Copy only the lines from the one containing "Output a JSON" through the final line of the records below, exactly as written, with no pictures.
Begin Provided material
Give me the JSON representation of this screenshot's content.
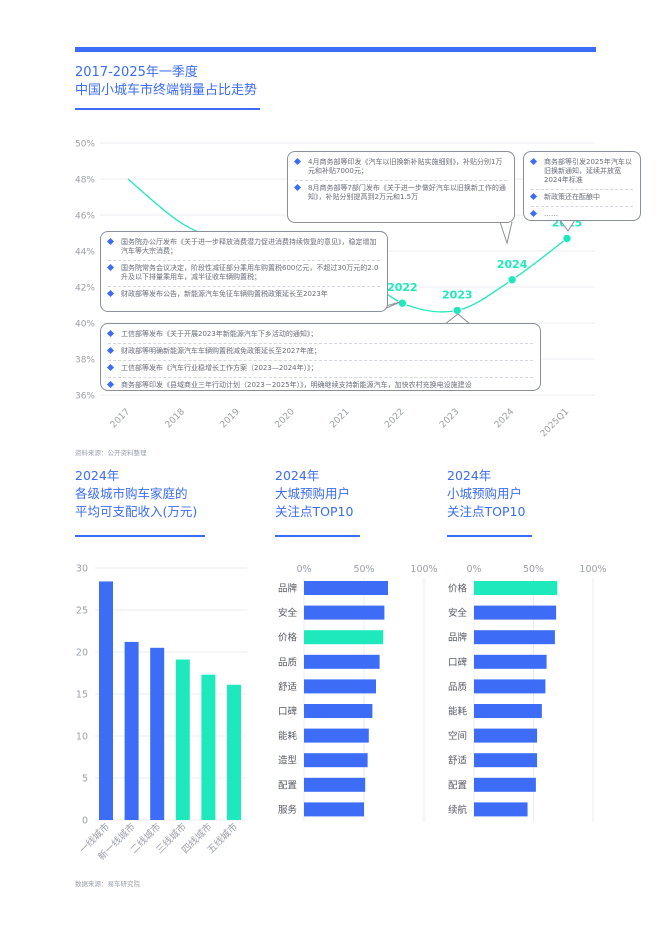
{
  "header": {
    "title_line1": "2017-2025年一季度",
    "title_line2": "中国小城车市终端销量占比走势"
  },
  "line_chart_source": "资料来源：公开资料整理",
  "callouts": {
    "c2025": [
      "商务部等引发2025年汽车以旧换新通知，延续并放宽2024年标准",
      "新政策还在酝酿中",
      "……"
    ],
    "c2024": [
      "4月商务部等印发《汽车以旧换新补贴实施细则》，补贴分别1万元和补贴7000元；",
      "8月商务部等7部门发布《关于进一步做好汽车以旧换新工作的通知》，补贴分别提高到2万元和1.5万"
    ],
    "c2022": [
      "国务院办公厅发布《关于进一步释放消费潜力促进消费持续恢复的意见》，稳定增加汽车等大宗消费；",
      "国务院常务会议决定，阶段性减征部分乘用车购置税600亿元，不超过30万元的2.0升及以下排量乘用车，减半征收车辆购置税；",
      "财政部等发布公告，新能源汽车免征车辆购置税政策延长至2023年"
    ],
    "c2023": [
      "工信部等发布《关于开展2023年新能源汽车下乡活动的通知》；",
      "财政部等明确新能源汽车车辆购置税减免政策延长至2027年底；",
      "工信部等发布《汽车行业稳增长工作方案（2023—2024年）》；",
      "商务部等印发《县域商业三年行动计划（2023－2025年）》，明确继续支持新能源汽车，加快农村充换电设施建设"
    ]
  },
  "sections": {
    "income_title": [
      "2024年",
      "各级城市购车家庭的",
      "平均可支配收入(万元)"
    ],
    "big_city_title": [
      "2024年",
      "大城预购用户",
      "关注点TOP10"
    ],
    "small_city_title": [
      "2024年",
      "小城预购用户",
      "关注点TOP10"
    ]
  },
  "bottom_source": "数据来源：易车研究院",
  "colors": {
    "blue": "#3d6cf7",
    "teal": "#1de9bd",
    "line": "#1de9bd",
    "grid": "#e6e8ec",
    "axis": "#9aa0ab"
  },
  "chart_data": [
    {
      "type": "line",
      "x": [
        "2017",
        "2018",
        "2019",
        "2020",
        "2021",
        "2022",
        "2023",
        "2024",
        "2025Q1"
      ],
      "y": [
        48.0,
        45.5,
        44.3,
        43.6,
        43.2,
        41.1,
        40.7,
        42.4,
        44.7
      ],
      "point_labels": {
        "2022": "2022",
        "2023": "2023",
        "2024": "2024",
        "2025Q1": "2025"
      },
      "ylim": [
        36,
        50
      ],
      "yticks": [
        "36%",
        "38%",
        "40%",
        "42%",
        "44%",
        "46%",
        "48%",
        "50%"
      ],
      "grid": true
    },
    {
      "type": "bar",
      "categories": [
        "一线城市",
        "新一线城市",
        "二线城市",
        "三线城市",
        "四线城市",
        "五线城市"
      ],
      "values": [
        28.4,
        21.2,
        20.5,
        19.1,
        17.3,
        16.1
      ],
      "highlight": [
        false,
        false,
        false,
        true,
        true,
        true
      ],
      "ylim": [
        0,
        30
      ],
      "yticks": [
        "0",
        "5",
        "10",
        "15",
        "20",
        "25",
        "30"
      ],
      "grid": true
    },
    {
      "type": "bar",
      "orientation": "horizontal",
      "categories": [
        "品牌",
        "安全",
        "价格",
        "品质",
        "舒适",
        "口碑",
        "能耗",
        "造型",
        "配置",
        "服务"
      ],
      "values": [
        70,
        67,
        66,
        63,
        60,
        57,
        54,
        53,
        51,
        50
      ],
      "highlight_category": "价格",
      "xticks": [
        "0%",
        "50%",
        "100%"
      ],
      "xlim": [
        0,
        100
      ]
    },
    {
      "type": "bar",
      "orientation": "horizontal",
      "categories": [
        "价格",
        "安全",
        "品牌",
        "口碑",
        "品质",
        "能耗",
        "空间",
        "舒适",
        "配置",
        "续航"
      ],
      "values": [
        70,
        69,
        68,
        61,
        60,
        57,
        53,
        53,
        52,
        45
      ],
      "highlight_category": "价格",
      "xticks": [
        "0%",
        "50%",
        "100%"
      ],
      "xlim": [
        0,
        100
      ]
    }
  ]
}
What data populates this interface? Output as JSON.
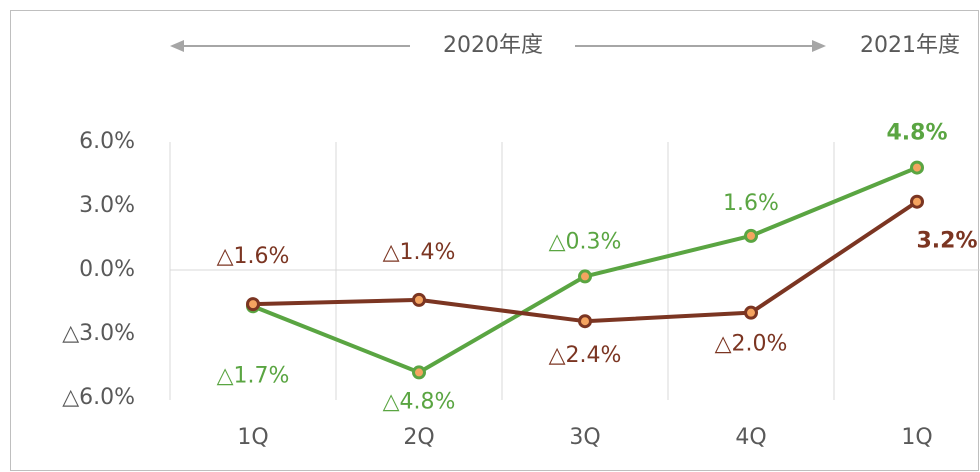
{
  "chart_data": {
    "type": "line",
    "annotations": [
      "2020年度",
      "2021年度"
    ],
    "categories": [
      "1Q",
      "2Q",
      "3Q",
      "4Q",
      "1Q"
    ],
    "series": [
      {
        "color": "#5aa542",
        "values": [
          -1.7,
          -4.8,
          -0.3,
          1.6,
          4.8
        ],
        "value_labels": [
          "△1.7%",
          "△4.8%",
          "△0.3%",
          "1.6%",
          "4.8%"
        ]
      },
      {
        "color": "#7b3522",
        "values": [
          -1.6,
          -1.4,
          -2.4,
          -2.0,
          3.2
        ],
        "value_labels": [
          "△1.6%",
          "△1.4%",
          "△2.4%",
          "△2.0%",
          "3.2%"
        ]
      }
    ],
    "marker_color": "#f4a460",
    "ylim": [
      -6,
      6
    ],
    "yticks": [
      {
        "value": 6,
        "label": "6.0%"
      },
      {
        "value": 3,
        "label": "3.0%"
      },
      {
        "value": 0,
        "label": "0.0%"
      },
      {
        "value": -3,
        "label": "△3.0%"
      },
      {
        "value": -6,
        "label": "△6.0%"
      }
    ]
  }
}
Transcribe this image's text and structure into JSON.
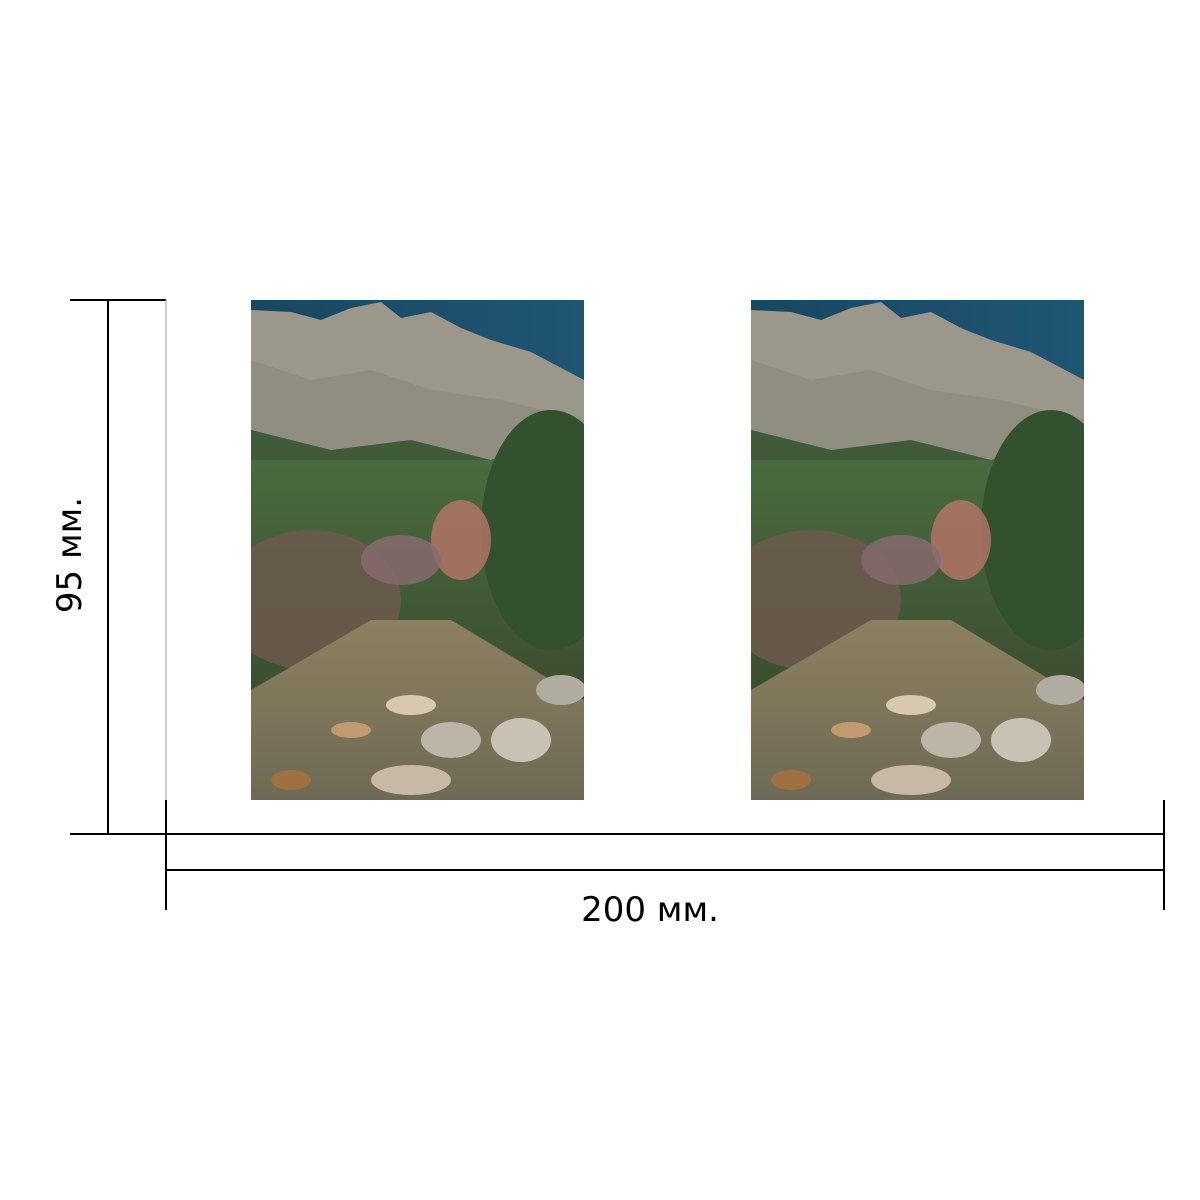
{
  "dimensions": {
    "height_label": "95 мм.",
    "width_label": "200 мм."
  },
  "photos": [
    {
      "subject": "mountain-landscape"
    },
    {
      "subject": "mountain-landscape"
    }
  ],
  "colors": {
    "line": "#000000",
    "sky": "#1d4f6e",
    "rock": "#9a978c",
    "vegetation": "#3f5a36"
  }
}
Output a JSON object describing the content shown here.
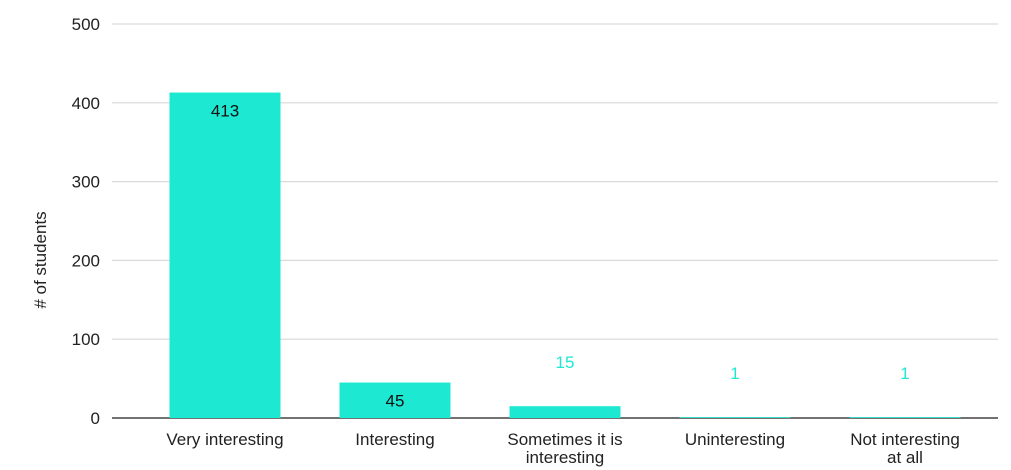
{
  "chart_data": {
    "type": "bar",
    "title": "",
    "xlabel": "",
    "ylabel": "# of students",
    "ylim": [
      0,
      500
    ],
    "yticks": [
      0,
      100,
      200,
      300,
      400,
      500
    ],
    "grid": true,
    "legend": "none",
    "categories": [
      [
        "Very interesting"
      ],
      [
        "Interesting"
      ],
      [
        "Sometimes it is",
        "interesting"
      ],
      [
        "Uninteresting"
      ],
      [
        "Not interesting",
        "at all"
      ]
    ],
    "values": [
      413,
      45,
      15,
      1,
      1
    ],
    "data_labels": [
      "413",
      "45",
      "15",
      "1",
      "1"
    ],
    "colors": {
      "bar": "#1de9d3",
      "label_inside": "#111111",
      "label_outside": "#1de9d3",
      "grid": "#d9d9d9",
      "axis": "#444444"
    }
  }
}
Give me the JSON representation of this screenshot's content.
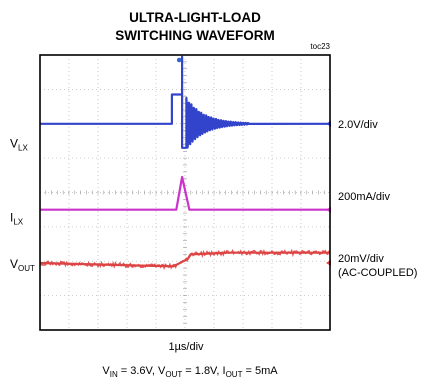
End Provided material
## Result below
Output a JSON object describing the content shown here.
{
  "chart_data": {
    "type": "bar",
    "title": "",
    "xlabel": "",
    "ylabel": "# of students",
    "ylim": [
      0,
      500
    ],
    "yticks": [
      0,
      100,
      200,
      300,
      400,
      500
    ],
    "grid": true,
    "legend": "none",
    "categories": [
      [
        "Very interesting"
      ],
      [
        "Interesting"
      ],
      [
        "Sometimes it is",
        "interesting"
      ],
      [
        "Uninteresting"
      ],
      [
        "Not interesting",
        "at all"
      ]
    ],
    "values": [
      413,
      45,
      15,
      1,
      1
    ],
    "data_labels": [
      "413",
      "45",
      "15",
      "1",
      "1"
    ],
    "colors": {
      "bar": "#1de9d3",
      "label_inside": "#111111",
      "label_outside": "#1de9d3",
      "grid": "#d9d9d9",
      "axis": "#444444"
    }
  }
}
Give me the JSON representation of this screenshot's content.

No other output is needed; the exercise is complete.